Records that describe figures
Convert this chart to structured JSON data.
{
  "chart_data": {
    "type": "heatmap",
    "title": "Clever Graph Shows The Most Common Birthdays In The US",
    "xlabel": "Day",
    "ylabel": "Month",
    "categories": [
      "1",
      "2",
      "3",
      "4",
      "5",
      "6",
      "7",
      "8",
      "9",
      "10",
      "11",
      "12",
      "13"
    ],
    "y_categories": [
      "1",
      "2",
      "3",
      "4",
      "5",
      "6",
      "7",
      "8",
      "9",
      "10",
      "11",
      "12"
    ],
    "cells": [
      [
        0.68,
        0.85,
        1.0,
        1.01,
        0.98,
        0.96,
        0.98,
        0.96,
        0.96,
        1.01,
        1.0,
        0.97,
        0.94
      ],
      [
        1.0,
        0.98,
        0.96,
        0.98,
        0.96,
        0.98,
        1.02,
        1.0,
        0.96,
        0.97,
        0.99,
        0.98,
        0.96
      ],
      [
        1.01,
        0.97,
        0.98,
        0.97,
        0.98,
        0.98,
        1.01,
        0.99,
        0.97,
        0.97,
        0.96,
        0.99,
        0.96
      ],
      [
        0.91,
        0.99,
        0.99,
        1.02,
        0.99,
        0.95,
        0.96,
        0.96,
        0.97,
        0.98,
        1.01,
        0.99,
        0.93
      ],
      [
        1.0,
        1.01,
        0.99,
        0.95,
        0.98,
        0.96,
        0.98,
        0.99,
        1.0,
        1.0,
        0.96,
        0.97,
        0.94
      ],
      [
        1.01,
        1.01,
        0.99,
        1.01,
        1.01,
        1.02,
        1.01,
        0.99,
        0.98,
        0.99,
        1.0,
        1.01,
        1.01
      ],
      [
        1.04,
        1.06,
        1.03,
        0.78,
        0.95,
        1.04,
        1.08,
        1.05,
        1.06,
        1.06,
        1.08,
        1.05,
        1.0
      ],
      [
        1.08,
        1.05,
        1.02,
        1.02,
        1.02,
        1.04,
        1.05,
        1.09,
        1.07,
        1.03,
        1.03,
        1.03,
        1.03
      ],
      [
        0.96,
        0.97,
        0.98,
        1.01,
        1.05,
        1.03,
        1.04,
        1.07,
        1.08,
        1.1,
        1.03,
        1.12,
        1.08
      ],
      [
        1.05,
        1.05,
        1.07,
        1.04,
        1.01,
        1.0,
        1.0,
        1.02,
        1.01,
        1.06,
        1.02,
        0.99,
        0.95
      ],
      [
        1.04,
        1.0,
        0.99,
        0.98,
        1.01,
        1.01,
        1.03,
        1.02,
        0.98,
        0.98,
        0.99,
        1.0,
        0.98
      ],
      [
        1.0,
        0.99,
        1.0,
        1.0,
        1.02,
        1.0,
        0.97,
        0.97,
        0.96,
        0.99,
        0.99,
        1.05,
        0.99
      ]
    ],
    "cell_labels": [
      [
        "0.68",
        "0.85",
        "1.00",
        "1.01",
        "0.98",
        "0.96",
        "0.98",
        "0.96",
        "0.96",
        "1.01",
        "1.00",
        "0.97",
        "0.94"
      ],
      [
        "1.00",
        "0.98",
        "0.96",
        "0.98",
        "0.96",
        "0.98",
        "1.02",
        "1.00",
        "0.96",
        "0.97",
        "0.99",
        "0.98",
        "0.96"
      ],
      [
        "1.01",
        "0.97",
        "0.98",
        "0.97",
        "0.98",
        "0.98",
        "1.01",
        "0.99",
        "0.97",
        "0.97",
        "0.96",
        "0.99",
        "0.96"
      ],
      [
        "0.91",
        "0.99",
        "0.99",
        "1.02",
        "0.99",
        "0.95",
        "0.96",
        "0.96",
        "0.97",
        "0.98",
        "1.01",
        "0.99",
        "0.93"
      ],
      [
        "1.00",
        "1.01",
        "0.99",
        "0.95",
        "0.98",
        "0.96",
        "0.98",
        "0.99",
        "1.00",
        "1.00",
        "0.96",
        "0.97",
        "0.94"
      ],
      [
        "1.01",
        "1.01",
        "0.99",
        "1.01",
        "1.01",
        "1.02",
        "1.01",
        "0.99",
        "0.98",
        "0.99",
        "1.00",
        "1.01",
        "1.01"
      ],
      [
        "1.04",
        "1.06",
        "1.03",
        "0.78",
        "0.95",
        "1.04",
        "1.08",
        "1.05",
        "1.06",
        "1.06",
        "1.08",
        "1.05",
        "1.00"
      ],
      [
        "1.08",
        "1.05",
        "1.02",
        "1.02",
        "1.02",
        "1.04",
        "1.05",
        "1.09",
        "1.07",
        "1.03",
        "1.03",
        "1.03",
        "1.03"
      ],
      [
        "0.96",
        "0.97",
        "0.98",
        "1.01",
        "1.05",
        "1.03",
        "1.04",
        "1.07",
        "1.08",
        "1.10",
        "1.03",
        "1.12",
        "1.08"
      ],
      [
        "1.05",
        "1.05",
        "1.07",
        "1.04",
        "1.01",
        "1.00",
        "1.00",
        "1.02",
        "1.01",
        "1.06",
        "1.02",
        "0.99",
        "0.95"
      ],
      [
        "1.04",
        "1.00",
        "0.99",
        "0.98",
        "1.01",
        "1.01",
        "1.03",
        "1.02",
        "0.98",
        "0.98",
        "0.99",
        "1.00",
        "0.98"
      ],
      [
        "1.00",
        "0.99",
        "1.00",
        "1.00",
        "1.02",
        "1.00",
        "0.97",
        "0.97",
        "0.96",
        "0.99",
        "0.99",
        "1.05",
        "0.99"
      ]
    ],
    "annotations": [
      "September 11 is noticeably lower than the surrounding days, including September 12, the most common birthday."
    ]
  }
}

• [Stated problem] Copy all the entries verbatim.

• [Answer]
Convert this chart to structured JSON data.
{
  "chart_data": {
    "type": "heatmap",
    "title": "Clever Graph Shows The Most Common Birthdays In The US",
    "xlabel": "Day",
    "ylabel": "Month",
    "categories": [
      "1",
      "2",
      "3",
      "4",
      "5",
      "6",
      "7",
      "8",
      "9",
      "10",
      "11",
      "12",
      "13"
    ],
    "y_categories": [
      "1",
      "2",
      "3",
      "4",
      "5",
      "6",
      "7",
      "8",
      "9",
      "10",
      "11",
      "12"
    ],
    "cells": [
      [
        0.68,
        0.85,
        1.0,
        1.01,
        0.98,
        0.96,
        0.98,
        0.96,
        0.96,
        1.01,
        1.0,
        0.97,
        0.94
      ],
      [
        1.0,
        0.98,
        0.96,
        0.98,
        0.96,
        0.98,
        1.02,
        1.0,
        0.96,
        0.97,
        0.99,
        0.98,
        0.96
      ],
      [
        1.01,
        0.97,
        0.98,
        0.97,
        0.98,
        0.98,
        1.01,
        0.99,
        0.97,
        0.97,
        0.96,
        0.99,
        0.96
      ],
      [
        0.91,
        0.99,
        0.99,
        1.02,
        0.99,
        0.95,
        0.96,
        0.96,
        0.97,
        0.98,
        1.01,
        0.99,
        0.93
      ],
      [
        1.0,
        1.01,
        0.99,
        0.95,
        0.98,
        0.96,
        0.98,
        0.99,
        1.0,
        1.0,
        0.96,
        0.97,
        0.94
      ],
      [
        1.01,
        1.01,
        0.99,
        1.01,
        1.01,
        1.02,
        1.01,
        0.99,
        0.98,
        0.99,
        1.0,
        1.01,
        1.01
      ],
      [
        1.04,
        1.06,
        1.03,
        0.78,
        0.95,
        1.04,
        1.08,
        1.05,
        1.06,
        1.06,
        1.08,
        1.05,
        1.0
      ],
      [
        1.08,
        1.05,
        1.02,
        1.02,
        1.02,
        1.04,
        1.05,
        1.09,
        1.07,
        1.03,
        1.03,
        1.03,
        1.03
      ],
      [
        0.96,
        0.97,
        0.98,
        1.01,
        1.05,
        1.03,
        1.04,
        1.07,
        1.08,
        1.1,
        1.03,
        1.12,
        1.08
      ],
      [
        1.05,
        1.05,
        1.07,
        1.04,
        1.01,
        1.0,
        1.0,
        1.02,
        1.01,
        1.06,
        1.02,
        0.99,
        0.95
      ],
      [
        1.04,
        1.0,
        0.99,
        0.98,
        1.01,
        1.01,
        1.03,
        1.02,
        0.98,
        0.98,
        0.99,
        1.0,
        0.98
      ],
      [
        1.0,
        0.99,
        1.0,
        1.0,
        1.02,
        1.0,
        0.97,
        0.97,
        0.96,
        0.99,
        0.99,
        1.05,
        0.99
      ]
    ],
    "cell_labels": [
      [
        "0.68",
        "0.85",
        "1.00",
        "1.01",
        "0.98",
        "0.96",
        "0.98",
        "0.96",
        "0.96",
        "1.01",
        "1.00",
        "0.97",
        "0.94"
      ],
      [
        "1.00",
        "0.98",
        "0.96",
        "0.98",
        "0.96",
        "0.98",
        "1.02",
        "1.00",
        "0.96",
        "0.97",
        "0.99",
        "0.98",
        "0.96"
      ],
      [
        "1.01",
        "0.97",
        "0.98",
        "0.97",
        "0.98",
        "0.98",
        "1.01",
        "0.99",
        "0.97",
        "0.97",
        "0.96",
        "0.99",
        "0.96"
      ],
      [
        "0.91",
        "0.99",
        "0.99",
        "1.02",
        "0.99",
        "0.95",
        "0.96",
        "0.96",
        "0.97",
        "0.98",
        "1.01",
        "0.99",
        "0.93"
      ],
      [
        "1.00",
        "1.01",
        "0.99",
        "0.95",
        "0.98",
        "0.96",
        "0.98",
        "0.99",
        "1.00",
        "1.00",
        "0.96",
        "0.97",
        "0.94"
      ],
      [
        "1.01",
        "1.01",
        "0.99",
        "1.01",
        "1.01",
        "1.02",
        "1.01",
        "0.99",
        "0.98",
        "0.99",
        "1.00",
        "1.01",
        "1.01"
      ],
      [
        "1.04",
        "1.06",
        "1.03",
        "0.78",
        "0.95",
        "1.04",
        "1.08",
        "1.05",
        "1.06",
        "1.06",
        "1.08",
        "1.05",
        "1.00"
      ],
      [
        "1.08",
        "1.05",
        "1.02",
        "1.02",
        "1.02",
        "1.04",
        "1.05",
        "1.09",
        "1.07",
        "1.03",
        "1.03",
        "1.03",
        "1.03"
      ],
      [
        "0.96",
        "0.97",
        "0.98",
        "1.01",
        "1.05",
        "1.03",
        "1.04",
        "1.07",
        "1.08",
        "1.10",
        "1.03",
        "1.12",
        "1.08"
      ],
      [
        "1.05",
        "1.05",
        "1.07",
        "1.04",
        "1.01",
        "1.00",
        "1.00",
        "1.02",
        "1.01",
        "1.06",
        "1.02",
        "0.99",
        "0.95"
      ],
      [
        "1.04",
        "1.00",
        "0.99",
        "0.98",
        "1.01",
        "1.01",
        "1.03",
        "1.02",
        "0.98",
        "0.98",
        "0.99",
        "1.00",
        "0.98"
      ],
      [
        "1.00",
        "0.99",
        "1.00",
        "1.00",
        "1.02",
        "1.00",
        "0.97",
        "0.97",
        "0.96",
        "0.99",
        "0.99",
        "1.05",
        "0.99"
      ]
    ],
    "annotations": [
      "September 11 is noticeably lower than the surrounding days, including September 12, the most common birthday."
    ]
  }
}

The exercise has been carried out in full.